▶ **What the task requires**:
Reproduce the full listing that appears beneath this instruction exactly.

-------- Data excerpts

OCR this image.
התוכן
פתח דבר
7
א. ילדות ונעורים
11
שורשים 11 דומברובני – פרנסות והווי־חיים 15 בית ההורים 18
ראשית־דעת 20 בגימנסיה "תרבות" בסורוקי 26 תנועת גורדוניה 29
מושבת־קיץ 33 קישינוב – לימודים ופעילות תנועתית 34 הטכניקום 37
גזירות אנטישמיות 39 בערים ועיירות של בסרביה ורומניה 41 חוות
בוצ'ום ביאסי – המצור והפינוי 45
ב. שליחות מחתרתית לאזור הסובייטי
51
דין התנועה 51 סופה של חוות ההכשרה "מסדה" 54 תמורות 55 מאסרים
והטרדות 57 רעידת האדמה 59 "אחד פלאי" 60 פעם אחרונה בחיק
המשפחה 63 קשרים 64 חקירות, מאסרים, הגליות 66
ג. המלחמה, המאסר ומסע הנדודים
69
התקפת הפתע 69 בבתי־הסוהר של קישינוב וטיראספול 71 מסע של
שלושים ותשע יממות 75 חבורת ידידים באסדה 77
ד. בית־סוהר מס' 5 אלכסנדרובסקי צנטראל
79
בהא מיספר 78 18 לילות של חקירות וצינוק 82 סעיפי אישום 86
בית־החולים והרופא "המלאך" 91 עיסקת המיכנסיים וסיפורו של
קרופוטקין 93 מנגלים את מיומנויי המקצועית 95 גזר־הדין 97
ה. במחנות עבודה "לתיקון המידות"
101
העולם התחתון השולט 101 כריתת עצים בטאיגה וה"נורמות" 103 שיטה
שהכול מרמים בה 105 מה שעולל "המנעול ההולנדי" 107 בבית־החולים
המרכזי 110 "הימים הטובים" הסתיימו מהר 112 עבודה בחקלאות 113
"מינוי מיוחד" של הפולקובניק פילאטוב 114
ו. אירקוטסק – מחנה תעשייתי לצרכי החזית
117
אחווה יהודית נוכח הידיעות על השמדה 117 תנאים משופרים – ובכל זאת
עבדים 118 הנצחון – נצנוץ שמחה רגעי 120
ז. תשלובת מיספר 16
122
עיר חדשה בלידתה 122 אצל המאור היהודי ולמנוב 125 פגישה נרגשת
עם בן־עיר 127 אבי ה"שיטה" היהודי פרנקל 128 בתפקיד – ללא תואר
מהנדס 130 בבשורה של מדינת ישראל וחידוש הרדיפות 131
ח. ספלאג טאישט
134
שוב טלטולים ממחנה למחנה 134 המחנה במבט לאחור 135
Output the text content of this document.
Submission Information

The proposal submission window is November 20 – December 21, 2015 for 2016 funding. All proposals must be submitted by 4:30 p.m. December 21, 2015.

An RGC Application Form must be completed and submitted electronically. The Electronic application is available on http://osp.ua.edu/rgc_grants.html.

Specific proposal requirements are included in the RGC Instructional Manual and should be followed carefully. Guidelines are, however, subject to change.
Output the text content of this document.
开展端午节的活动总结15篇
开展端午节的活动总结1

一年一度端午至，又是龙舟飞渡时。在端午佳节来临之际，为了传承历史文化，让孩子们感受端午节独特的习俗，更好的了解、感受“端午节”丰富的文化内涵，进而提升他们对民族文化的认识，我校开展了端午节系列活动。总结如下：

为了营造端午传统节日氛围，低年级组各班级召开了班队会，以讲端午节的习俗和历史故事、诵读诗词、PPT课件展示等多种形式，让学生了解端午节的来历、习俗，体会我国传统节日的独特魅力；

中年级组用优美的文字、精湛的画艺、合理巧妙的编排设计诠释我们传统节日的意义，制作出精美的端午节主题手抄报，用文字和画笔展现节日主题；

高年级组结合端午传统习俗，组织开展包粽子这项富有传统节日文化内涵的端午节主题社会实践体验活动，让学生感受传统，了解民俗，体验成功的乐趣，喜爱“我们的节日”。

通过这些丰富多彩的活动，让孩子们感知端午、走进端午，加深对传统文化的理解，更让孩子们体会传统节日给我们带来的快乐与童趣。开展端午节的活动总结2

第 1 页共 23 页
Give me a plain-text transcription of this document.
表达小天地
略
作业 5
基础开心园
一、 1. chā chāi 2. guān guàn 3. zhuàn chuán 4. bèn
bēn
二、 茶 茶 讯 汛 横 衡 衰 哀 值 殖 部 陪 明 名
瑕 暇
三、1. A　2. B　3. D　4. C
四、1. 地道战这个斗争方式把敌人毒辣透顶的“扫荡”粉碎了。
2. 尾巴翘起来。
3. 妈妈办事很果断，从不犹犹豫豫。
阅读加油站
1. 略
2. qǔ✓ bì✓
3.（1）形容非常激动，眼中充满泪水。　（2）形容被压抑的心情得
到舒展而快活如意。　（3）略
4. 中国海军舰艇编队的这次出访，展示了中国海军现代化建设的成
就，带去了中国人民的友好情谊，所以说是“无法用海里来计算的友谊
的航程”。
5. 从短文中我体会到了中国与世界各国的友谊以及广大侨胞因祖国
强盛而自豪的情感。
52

----------------

▶ **Output for this exercise**:
OCR this image.
התוכן
פתח דבר
7
א. ילדות ונעורים
11
שורשים 11 דומברובני – פרנסות והווי־חיים 15 בית ההורים 18
ראשית־דעת 20 בגימנסיה "תרבות" בסורוקי 26 תנועת גורדוניה 29
מושבת־קיץ 33 קישינוב – לימודים ופעילות תנועתית 34 הטכניקום 37
גזירות אנטישמיות 39 בערים ועיירות של בסרביה ורומניה 41 חוות
בוצ'ום ביאסי – המצור והפינוי 45
ב. שליחות מחתרתית לאזור הסובייטי
51
דין התנועה 51 סופה של חוות ההכשרה "מסדה" 54 תמורות 55 מאסרים
והטרדות 57 רעידת האדמה 59 "אחד פלאי" 60 פעם אחרונה בחיק
המשפחה 63 קשרים 64 חקירות, מאסרים, הגליות 66
ג. המלחמה, המאסר ומסע הנדודים
69
התקפת הפתע 69 בבתי־הסוהר של קישינוב וטיראספול 71 מסע של
שלושים ותשע יממות 75 חבורת ידידים באסדה 77
ד. בית־סוהר מס' 5 אלכסנדרובסקי צנטראל
79
בהא מיספר 78 18 לילות של חקירות וצינוק 82 סעיפי אישום 86
בית־החולים והרופא "המלאך" 91 עיסקת המיכנסיים וסיפורו של
קרופוטקין 93 מנגלים את מיומנויי המקצועית 95 גזר־הדין 97
ה. במחנות עבודה "לתיקון המידות"
101
העולם התחתון השולט 101 כריתת עצים בטאיגה וה"נורמות" 103 שיטה
שהכול מרמים בה 105 מה שעולל "המנעול ההולנדי" 107 בבית־החולים
המרכזי 110 "הימים הטובים" הסתיימו מהר 112 עבודה בחקלאות 113
"מינוי מיוחד" של הפולקובניק פילאטוב 114
ו. אירקוטסק – מחנה תעשייתי לצרכי החזית
117
אחווה יהודית נוכח הידיעות על השמדה 117 תנאים משופרים – ובכל זאת
עבדים 118 הנצחון – נצנוץ שמחה רגעי 120
ז. תשלובת מיספר 16
122
עיר חדשה בלידתה 122 אצל המאור היהודי ולמנוב 125 פגישה נרגשת
עם בן־עיר 127 אבי ה"שיטה" היהודי פרנקל 128 בתפקיד – ללא תואר
מהנדס 130 בבשורה של מדינת ישראל וחידוש הרדיפות 131
ח. ספלאג טאישט
134
שוב טלטולים ממחנה למחנה 134 המחנה במבט לאחור 135
Output the text content of this document.
Submission Information

The proposal submission window is November 20 – December 21, 2015 for 2016 funding. All proposals must be submitted by 4:30 p.m. December 21, 2015.

An RGC Application Form must be completed and submitted electronically. The Electronic application is available on http://osp.ua.edu/rgc_grants.html.

Specific proposal requirements are included in the RGC Instructional Manual and should be followed carefully. Guidelines are, however, subject to change.
Output the text content of this document.
开展端午节的活动总结15篇
开展端午节的活动总结1

一年一度端午至，又是龙舟飞渡时。在端午佳节来临之际，为了传承历史文化，让孩子们感受端午节独特的习俗，更好的了解、感受“端午节”丰富的文化内涵，进而提升他们对民族文化的认识，我校开展了端午节系列活动。总结如下：

为了营造端午传统节日氛围，低年级组各班级召开了班队会，以讲端午节的习俗和历史故事、诵读诗词、PPT课件展示等多种形式，让学生了解端午节的来历、习俗，体会我国传统节日的独特魅力；

中年级组用优美的文字、精湛的画艺、合理巧妙的编排设计诠释我们传统节日的意义，制作出精美的端午节主题手抄报，用文字和画笔展现节日主题；

高年级组结合端午传统习俗，组织开展包粽子这项富有传统节日文化内涵的端午节主题社会实践体验活动，让学生感受传统，了解民俗，体验成功的乐趣，喜爱“我们的节日”。

通过这些丰富多彩的活动，让孩子们感知端午、走进端午，加深对传统文化的理解，更让孩子们体会传统节日给我们带来的快乐与童趣。开展端午节的活动总结2

第 1 页共 23 页
Give me a plain-text transcription of this document.
表达小天地
略
作业 5
基础开心园
一、 1. chā chāi 2. guān guàn 3. zhuàn chuán 4. bèn
bēn
二、 茶 茶 讯 汛 横 衡 衰 哀 值 殖 部 陪 明 名
瑕 暇
三、1. A　2. B　3. D　4. C
四、1. 地道战这个斗争方式把敌人毒辣透顶的“扫荡”粉碎了。
2. 尾巴翘起来。
3. 妈妈办事很果断，从不犹犹豫豫。
阅读加油站
1. 略
2. qǔ✓ bì✓
3.（1）形容非常激动，眼中充满泪水。　（2）形容被压抑的心情得
到舒展而快活如意。　（3）略
4. 中国海军舰艇编队的这次出访，展示了中国海军现代化建设的成
就，带去了中国人民的友好情谊，所以说是“无法用海里来计算的友谊
的航程”。
5. 从短文中我体会到了中国与世界各国的友谊以及广大侨胞因祖国
强盛而自豪的情感。
52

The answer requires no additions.